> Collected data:
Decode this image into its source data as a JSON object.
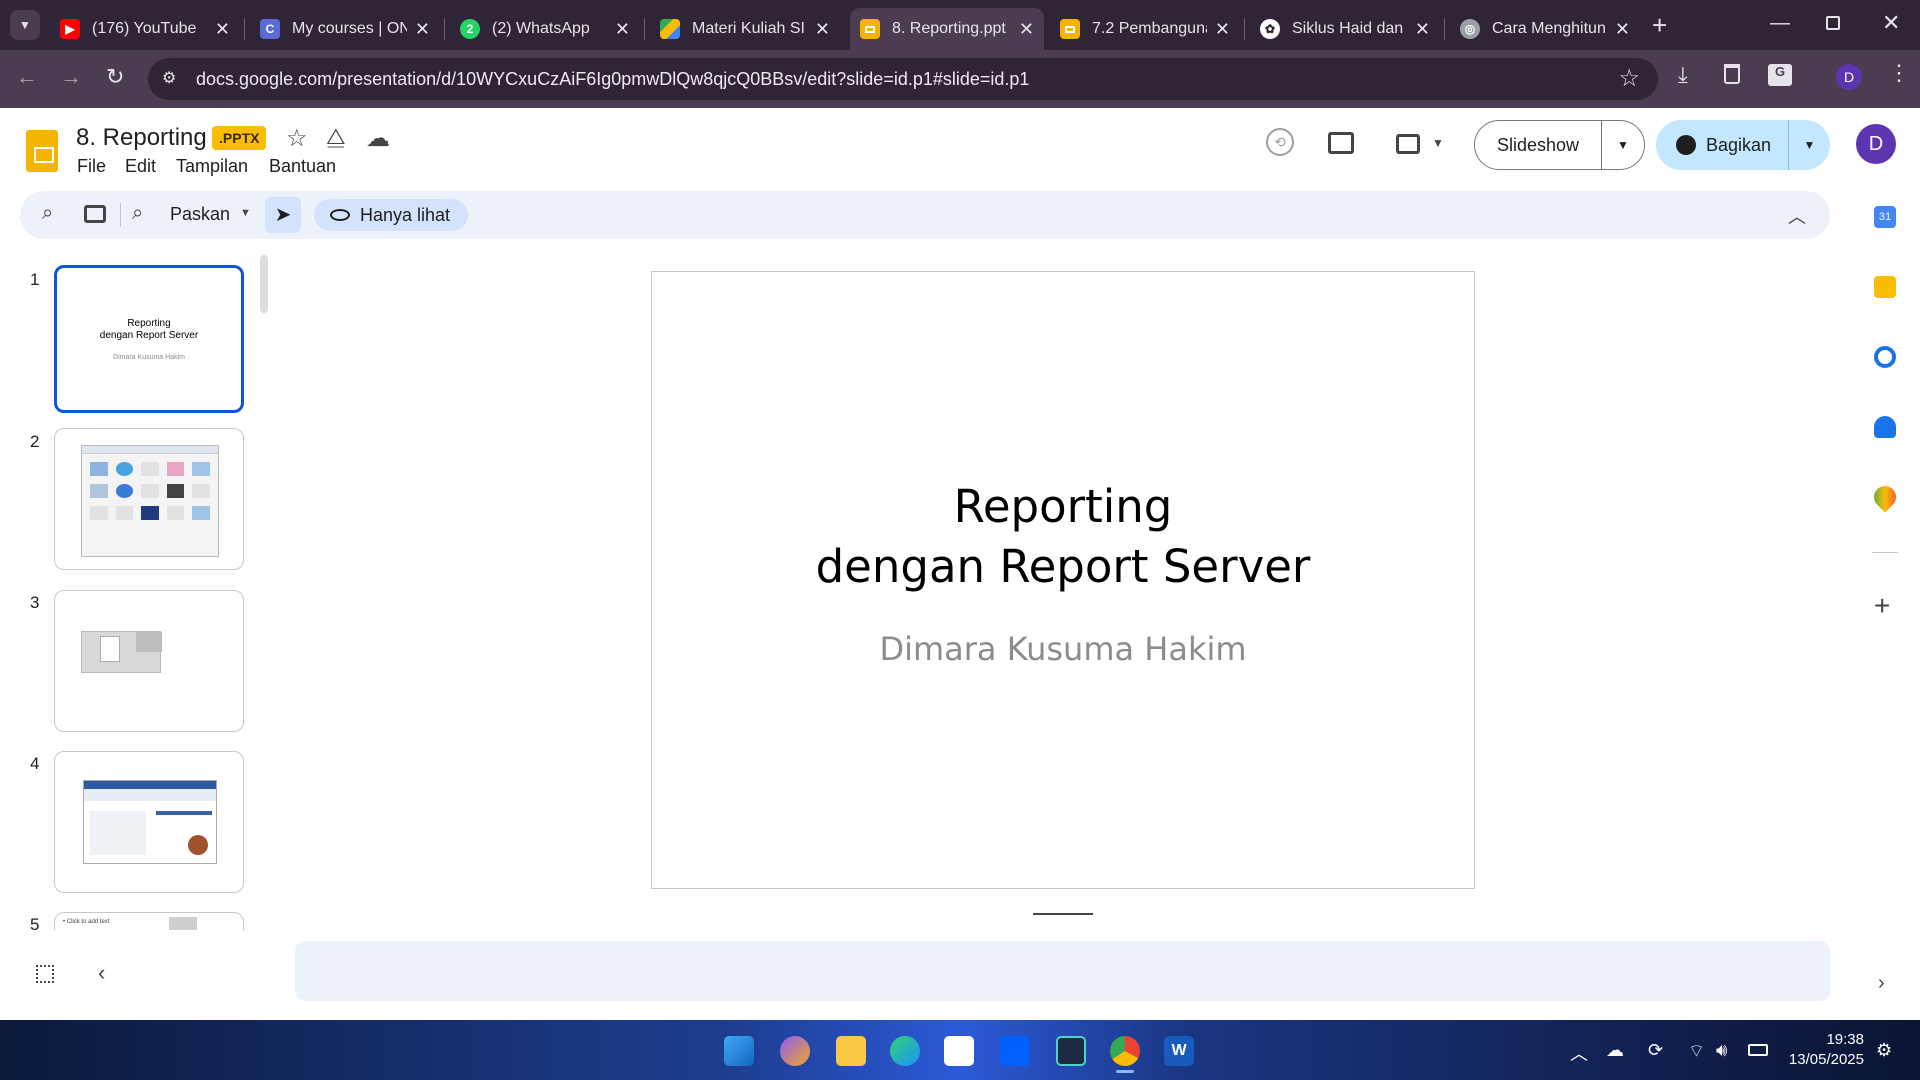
{
  "browser": {
    "tabs": [
      {
        "title": "(176) YouTube",
        "icon": "youtube-icon",
        "color": "#ff0000"
      },
      {
        "title": "My courses | ON",
        "icon": "course-icon",
        "color": "#5b6bd6"
      },
      {
        "title": "(2) WhatsApp",
        "icon": "whatsapp-icon",
        "color": "#25d366"
      },
      {
        "title": "Materi Kuliah SI",
        "icon": "drive-icon",
        "color": "#34a853"
      },
      {
        "title": "8. Reporting.ppt",
        "icon": "slides-icon",
        "color": "#f4b400"
      },
      {
        "title": "7.2 Pembanguna",
        "icon": "slides-icon",
        "color": "#f4b400"
      },
      {
        "title": "Siklus Haid dan",
        "icon": "chatgpt-icon",
        "color": "#ffffff"
      },
      {
        "title": "Cara Menghitun",
        "icon": "globe-icon",
        "color": "#9aa0a6"
      }
    ],
    "active_tab_index": 4,
    "url": "docs.google.com/presentation/d/10WYCxuCzAiF6Ig0pmwDlQw8qjcQ0BBsv/edit?slide=id.p1#slide=id.p1",
    "profile_initial": "D"
  },
  "doc": {
    "title": "8. Reporting",
    "badge": ".PPTX",
    "menus": [
      "File",
      "Edit",
      "Tampilan",
      "Bantuan"
    ],
    "slideshow_label": "Slideshow",
    "share_label": "Bagikan",
    "user_initial": "D"
  },
  "toolbar": {
    "zoom_label": "Paskan",
    "view_only_label": "Hanya lihat"
  },
  "filmstrip": {
    "slides": [
      {
        "number": "1",
        "title_line1": "Reporting",
        "title_line2": "dengan Report Server",
        "subtitle": "Dimara Kusuma Hakim"
      },
      {
        "number": "2"
      },
      {
        "number": "3"
      },
      {
        "number": "4"
      },
      {
        "number": "5",
        "text": "• Click to add text"
      }
    ]
  },
  "slide": {
    "title_line1": "Reporting",
    "title_line2": "dengan Report Server",
    "subtitle": "Dimara Kusuma Hakim"
  },
  "taskbar": {
    "time": "19:38",
    "date": "13/05/2025"
  },
  "colors": {
    "chrome_dark": "#2f2536",
    "chrome_mid": "#4b3c52",
    "accent_blue": "#0b57d0",
    "share_bg": "#c2e7ff",
    "slides_yellow": "#f4b400"
  }
}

> PROMPT: Copy each line that holds the word "dengan".

> OUTPUT FOR THIS TASK:
        "title_line2": "dengan Report Server",
    "title_line2": "dengan Report Server",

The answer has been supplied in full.